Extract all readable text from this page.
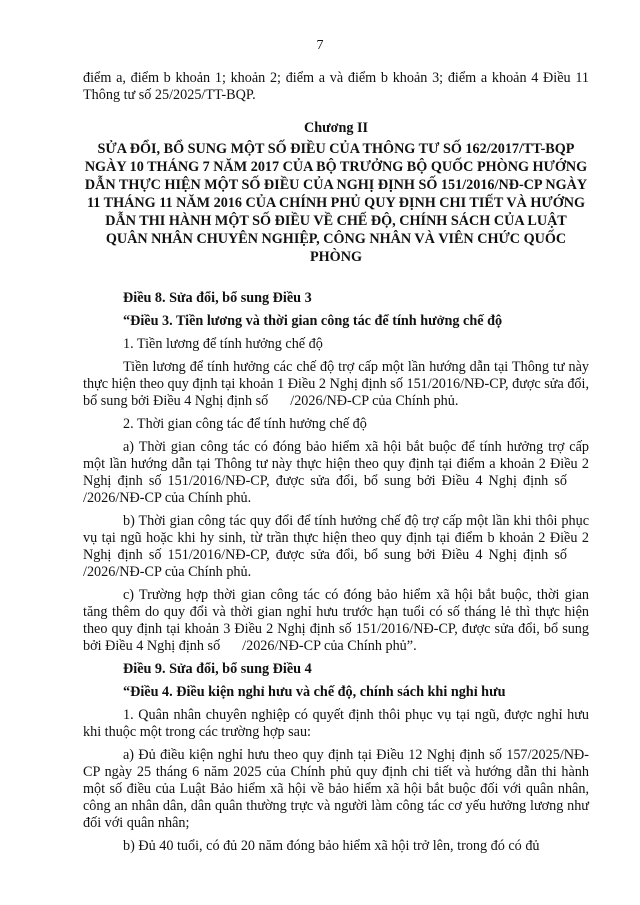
7

điểm a, điểm b khoản 1; khoản 2; điểm a và điểm b khoản 3; điểm a khoản 4 Điều 11 Thông tư số 25/2025/TT-BQP.

Chương II

SỬA ĐỔI, BỔ SUNG MỘT SỐ ĐIỀU CỦA THÔNG TƯ SỐ 162/2017/TT-BQP NGÀY 10 THÁNG 7 NĂM 2017 CỦA BỘ TRƯỞNG BỘ QUỐC PHÒNG HƯỚNG DẪN THỰC HIỆN MỘT SỐ ĐIỀU CỦA NGHỊ ĐỊNH SỐ 151/2016/NĐ-CP NGÀY 11 THÁNG 11 NĂM 2016 CỦA CHÍNH PHỦ QUY ĐỊNH CHI TIẾT VÀ HƯỚNG DẪN THI HÀNH MỘT SỐ ĐIỀU VỀ CHẾ ĐỘ, CHÍNH SÁCH CỦA LUẬT QUÂN NHÂN CHUYÊN NGHIỆP, CÔNG NHÂN VÀ VIÊN CHỨC QUỐC PHÒNG

Điều 8. Sửa đổi, bổ sung Điều 3

“Điều 3. Tiền lương và thời gian công tác để tính hưởng chế độ

1. Tiền lương để tính hưởng chế độ

Tiền lương để tính hưởng các chế độ trợ cấp một lần hướng dẫn tại Thông tư này thực hiện theo quy định tại khoản 1 Điều 2 Nghị định số 151/2016/NĐ-CP, được sửa đổi, bổ sung bởi Điều 4 Nghị định số /2026/NĐ-CP của Chính phủ.

2. Thời gian công tác để tính hưởng chế độ

a) Thời gian công tác có đóng bảo hiểm xã hội bắt buộc để tính hưởng trợ cấp một lần hướng dẫn tại Thông tư này thực hiện theo quy định tại điểm a khoản 2 Điều 2 Nghị định số 151/2016/NĐ-CP, được sửa đổi, bổ sung bởi Điều 4 Nghị định số/2026/NĐ-CP của Chính phủ.

b) Thời gian công tác quy đổi để tính hưởng chế độ trợ cấp một lần khi thôi phục vụ tại ngũ hoặc khi hy sinh, từ trần thực hiện theo quy định tại điểm b khoản 2 Điều 2 Nghị định số 151/2016/NĐ-CP, được sửa đổi, bổ sung bởi Điều 4 Nghị định số/2026/NĐ-CP của Chính phủ.

c) Trường hợp thời gian công tác có đóng bảo hiểm xã hội bắt buộc, thời gian tăng thêm do quy đổi và thời gian nghỉ hưu trước hạn tuổi có số tháng lẻ thì thực hiện theo quy định tại khoản 3 Điều 2 Nghị định số 151/2016/NĐ-CP, được sửa đổi, bổ sung bởi Điều 4 Nghị định số /2026/NĐ-CP của Chính phủ”.

Điều 9. Sửa đổi, bổ sung Điều 4

“Điều 4. Điều kiện nghỉ hưu và chế độ, chính sách khi nghỉ hưu

1. Quân nhân chuyên nghiệp có quyết định thôi phục vụ tại ngũ, được nghỉ hưu khi thuộc một trong các trường hợp sau:

a) Đủ điều kiện nghỉ hưu theo quy định tại Điều 12 Nghị định số 157/2025/NĐ-CP ngày 25 tháng 6 năm 2025 của Chính phủ quy định chi tiết và hướng dẫn thi hành một số điều của Luật Bảo hiểm xã hội về bảo hiểm xã hội bắt buộc đối với quân nhân, công an nhân dân, dân quân thường trực và người làm công tác cơ yếu hưởng lương như đối với quân nhân;

b) Đủ 40 tuổi, có đủ 20 năm đóng bảo hiểm xã hội trở lên, trong đó có đủ
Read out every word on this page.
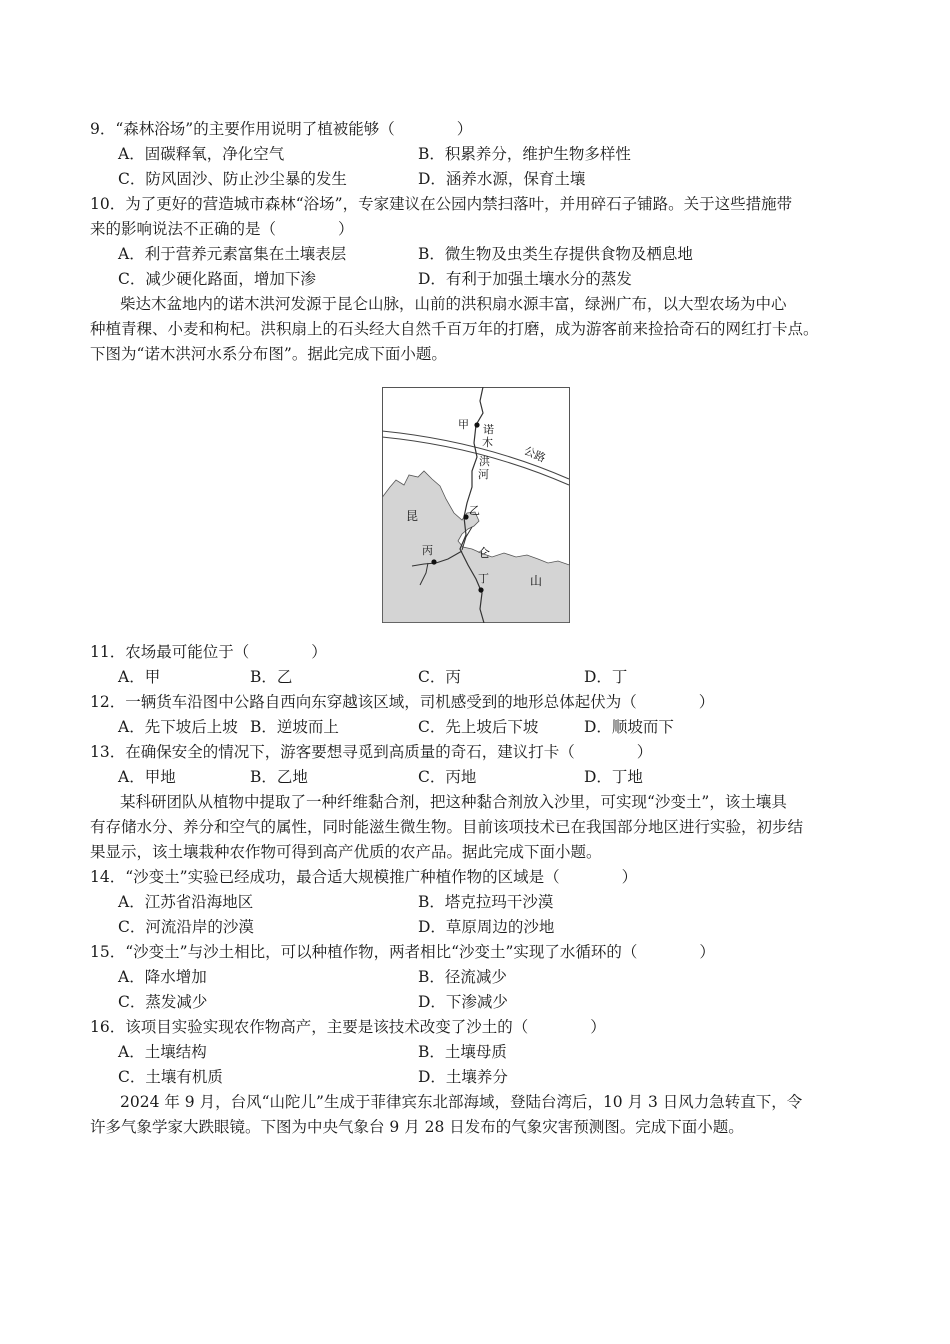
9．“森林浴场”的主要作用说明了植被能够（　　　　）
A．固碳释氧，净化空气	B．积累养分，维护生物多样性
C．防风固沙、防止沙尘暴的发生	D．涵养水源，保育土壤
10．为了更好的营造城市森林“浴场”，专家建议在公园内禁扫落叶，并用碎石子铺路。关于这些措施带
来的影响说法不正确的是（　　　　）
A．利于营养元素富集在土壤表层	B．微生物及虫类生存提供食物及栖息地
C．减少硬化路面，增加下渗	D．有利于加强土壤水分的蒸发
柴达木盆地内的诺木洪河发源于昆仑山脉，山前的洪积扇水源丰富，绿洲广布，以大型农场为中心
种植青稞、小麦和枸杞。洪积扇上的石头经大自然千百万年的打磨，成为游客前来捡拾奇石的网红打卡点。
下图为“诺木洪河水系分布图”。据此完成下面小题。
甲
乙
丙
丁
诺
木
洪
河
公路
昆
仑
山
11．农场最可能位于（　　　　）
A．甲	B．乙	C．丙	D．丁
12．一辆货车沿图中公路自西向东穿越该区域，司机感受到的地形总体起伏为（　　　　）
A．先下坡后上坡 B．逆坡而上	C．先上坡后下坡	D．顺坡而下
13．在确保安全的情况下，游客要想寻觅到高质量的奇石，建议打卡（　　　　）
A．甲地	B．乙地	C．丙地	D．丁地
某科研团队从植物中提取了一种纤维黏合剂，把这种黏合剂放入沙里，可实现“沙变土”，该土壤具
有存储水分、养分和空气的属性，同时能滋生微生物。目前该项技术已在我国部分地区进行实验，初步结
果显示，该土壤栽种农作物可得到高产优质的农产品。据此完成下面小题。
14．“沙变土”实验已经成功，最合适大规模推广种植作物的区域是（　　　　）
A．江苏省沿海地区	B．塔克拉玛干沙漠
C．河流沿岸的沙漠	D．草原周边的沙地
15．“沙变土”与沙土相比，可以种植作物，两者相比“沙变土”实现了水循环的（　　　　）
A．降水增加	B．径流减少
C．蒸发减少	D．下渗减少
16．该项目实验实现农作物高产，主要是该技术改变了沙土的（　　　　）
A．土壤结构	B．土壤母质
C．土壤有机质	D．土壤养分
2024 年 9 月，台风“山陀儿”生成于菲律宾东北部海域，登陆台湾后，10 月 3 日风力急转直下，令
许多气象学家大跌眼镜。下图为中央气象台 9 月 28 日发布的气象灾害预测图。完成下面小题。
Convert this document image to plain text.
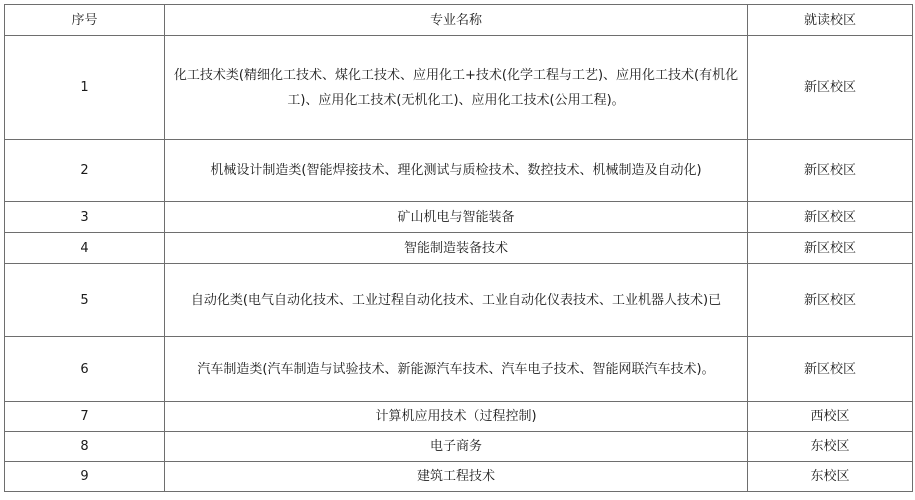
序号	专业名称	就读校区
1	化工技术类(精细化工技术、煤化工技术、应用化工+技术(化学工程与工艺)、应用化工技术(有机化工)、应用化工技术(无机化工)、应用化工技术(公用工程)。	新区校区
2	机械设计制造类(智能焊接技术、理化测试与质检技术、数控技术、机械制造及自动化)	新区校区
3	矿山机电与智能装备	新区校区
4	智能制造装备技术	新区校区
5	自动化类(电气自动化技术、工业过程自动化技术、工业自动化仪表技术、工业机器人技术)已	新区校区
6	汽车制造类(汽车制造与试验技术、新能源汽车技术、汽车电子技术、智能网联汽车技术)。	新区校区
7	计算机应用技术（过程控制)	西校区
8	电子商务	东校区
9	建筑工程技术	东校区
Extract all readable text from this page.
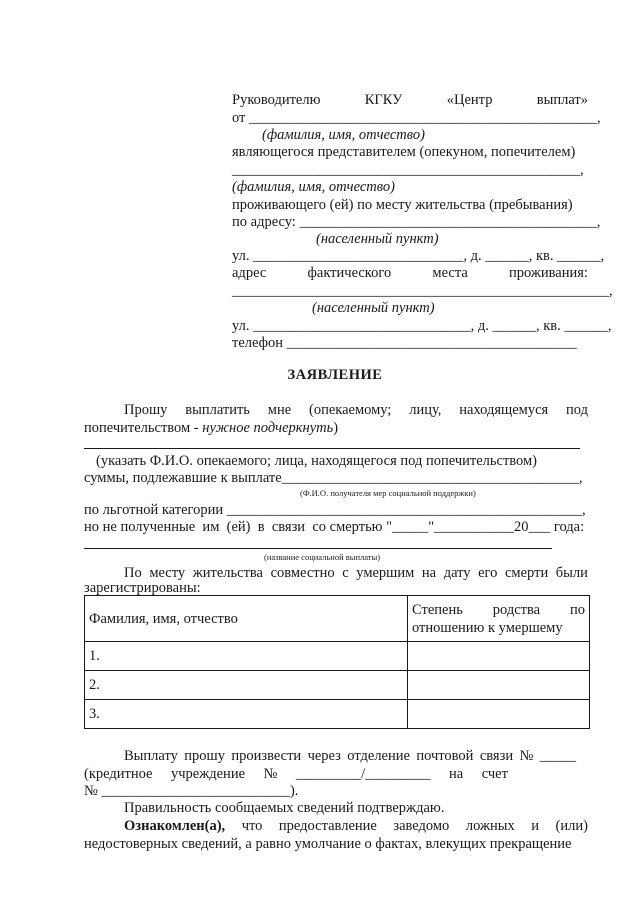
Руководителю	КГКУ	«Центр	выплат»
от ________________________________________________,
(фамилия, имя, отчество)
являющегося представителем (опекуном, попечителем)
________________________________________________,
(фамилия, имя, отчество)
проживающего (ей) по месту жительства (пребывания)
по адресу: _________________________________________,
(населенный пункт)
ул. _____________________________, д. ______, кв. ______,
адрес	фактического	места	проживания:
____________________________________________________,
(населенный пункт)
ул. ______________________________, д. ______, кв. ______,
телефон ________________________________________
ЗАЯВЛЕНИЕ
Прошу выплатить мне (опекаемому; лицу, находящемуся под
попечительством - нужное подчеркнуть)
(указать Ф.И.О. опекаемого; лица, находящегося под попечительством)
суммы, подлежавшие к выплате_________________________________________,
(Ф.И.О. получателя мер социальной поддержки)
по льготной категории _________________________________________________,
но не полученные  им  (ей)  в  связи  со смертью "_____"___________20___ года:
(название социальной выплаты)
По месту жительства совместно с умершим на дату его смерти были
зарегистрированы:
Фамилия, имя, отчество	Степень родства по
отношению к умершему

1.	
2.	
3.	
Выплату прошу произвести через отделение почтовой связи № _____
(кредитное учреждение № _________/_________ на счет
№ __________________________).
Правильность сообщаемых сведений подтверждаю.
Ознакомлен(а), что предоставление заведомо ложных и (или)
недостоверных сведений, а равно умолчание о фактах, влекущих прекращение
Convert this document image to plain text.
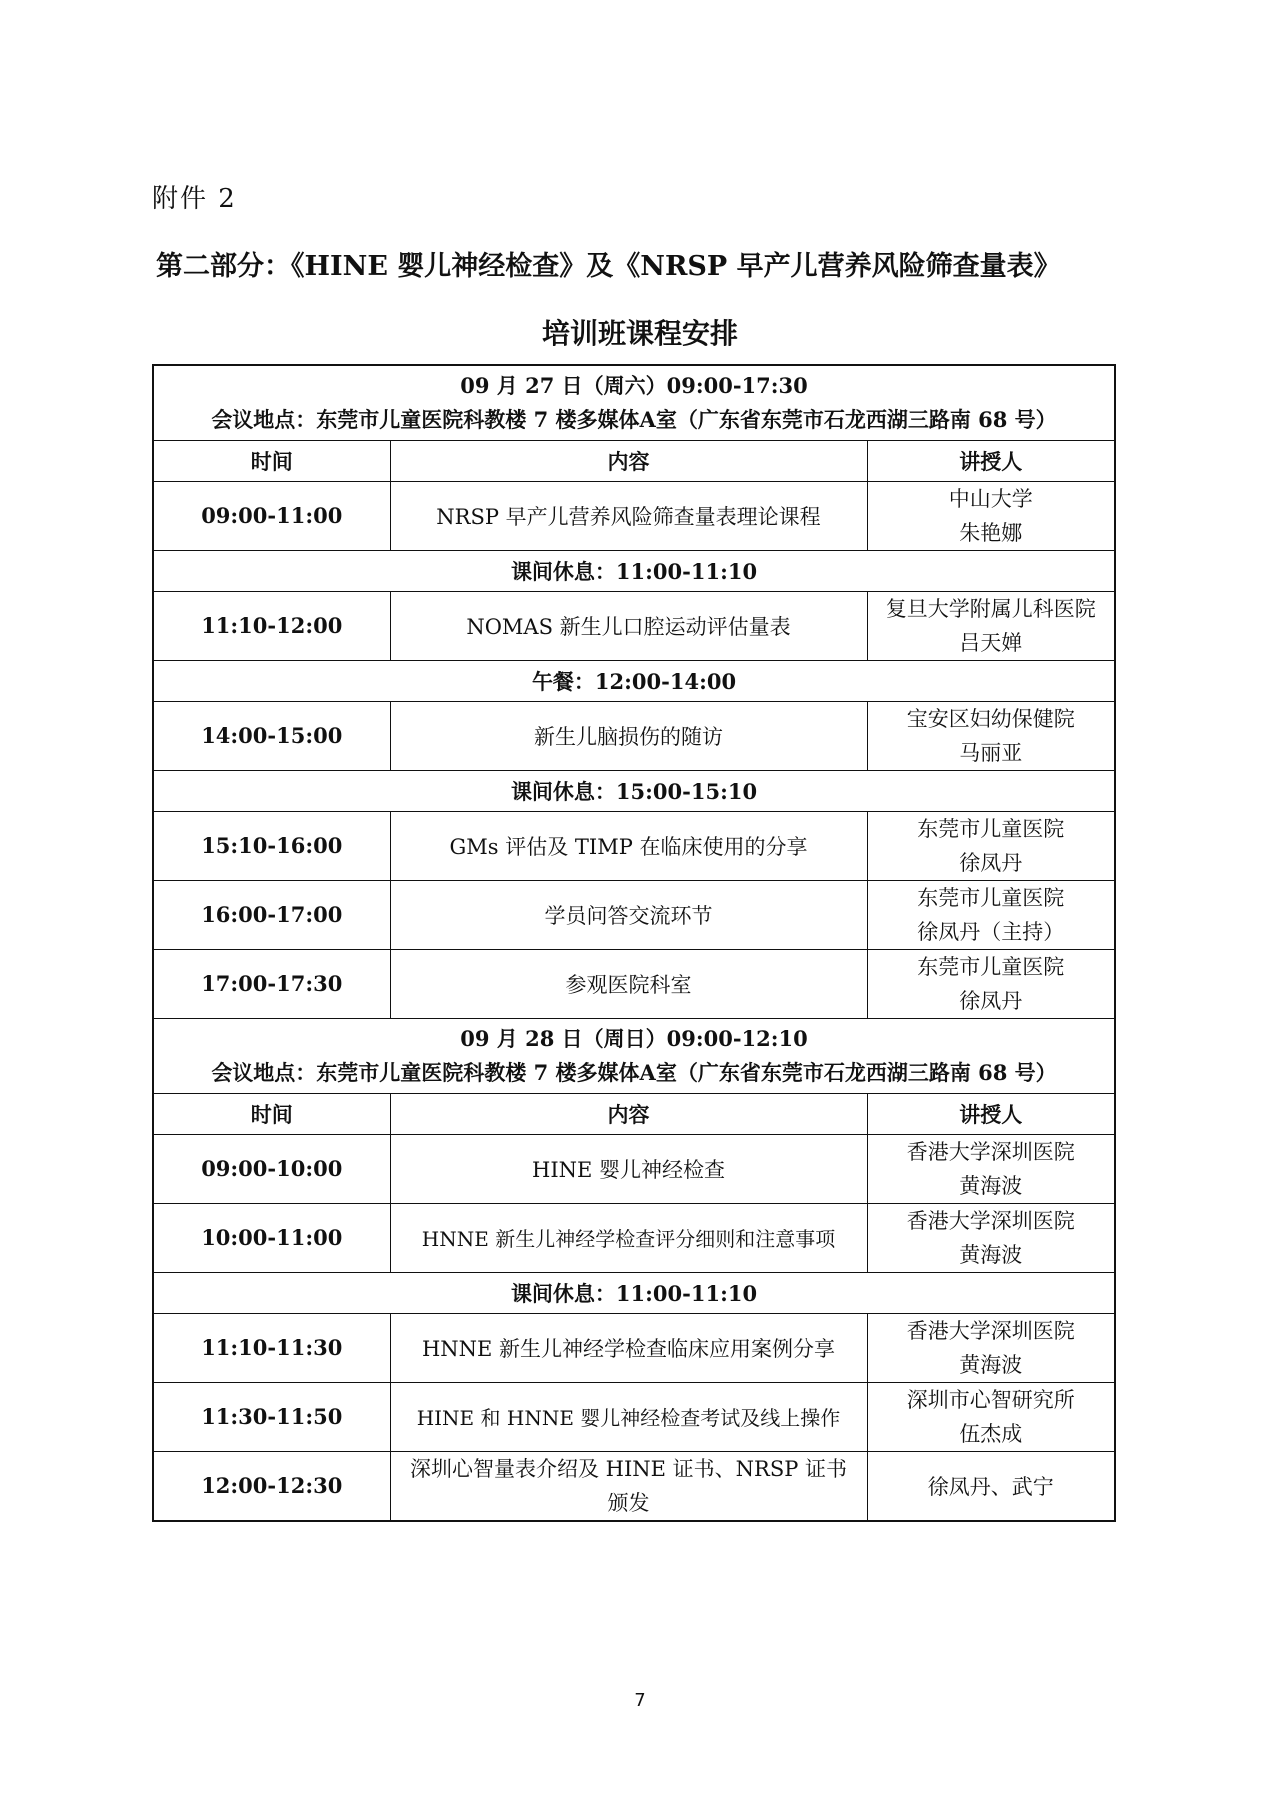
附件 2
第二部分：《HINE 婴儿神经检查》及《NRSP 早产儿营养风险筛查量表》
培训班课程安排
09 月 27 日（周六）09:00-17:30
会议地点：东莞市儿童医院科教楼 7 楼多媒体A室（广东省东莞市石龙西湖三路南 68 号）		

时间	内容	讲授人
09:00-11:00	NRSP 早产儿营养风险筛查量表理论课程	中山大学
朱艳娜

课间休息：11:00-11:10		
11:10-12:00	NOMAS 新生儿口腔运动评估量表	复旦大学附属儿科医院
吕天婵

午餐：12:00-14:00		
14:00-15:00	新生儿脑损伤的随访	宝安区妇幼保健院
马丽亚

课间休息：15:00-15:10		
15:10-16:00	GMs 评估及 TIMP 在临床使用的分享	东莞市儿童医院
徐凤丹

16:00-17:00	学员问答交流环节	东莞市儿童医院
徐凤丹（主持）

17:00-17:30	参观医院科室	东莞市儿童医院
徐凤丹

09 月 28 日（周日）09:00-12:10
会议地点：东莞市儿童医院科教楼 7 楼多媒体A室（广东省东莞市石龙西湖三路南 68 号）		

时间	内容	讲授人
09:00-10:00	HINE 婴儿神经检查	香港大学深圳医院
黄海波

10:00-11:00	HNNE 新生儿神经学检查评分细则和注意事项	香港大学深圳医院
黄海波

课间休息：11:00-11:10		
11:10-11:30	HNNE 新生儿神经学检查临床应用案例分享	香港大学深圳医院
黄海波

11:30-11:50	HINE 和 HNNE 婴儿神经检查考试及线上操作	深圳市心智研究所
伍杰成

12:00-12:30	深圳心智量表介绍及 HINE 证书、NRSP 证书
颁发	徐凤丹、武宁
7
------------------------
Search the lines above for the string "HNNE" and copy each line that has it.

§ **EXERCISE OUTPUT**:
10:00-11:00	HNNE 新生儿神经学检查评分细则和注意事项	香港大学深圳医院
11:10-11:30	HNNE 新生儿神经学检查临床应用案例分享	香港大学深圳医院
11:30-11:50	HINE 和 HNNE 婴儿神经检查考试及线上操作	深圳市心智研究所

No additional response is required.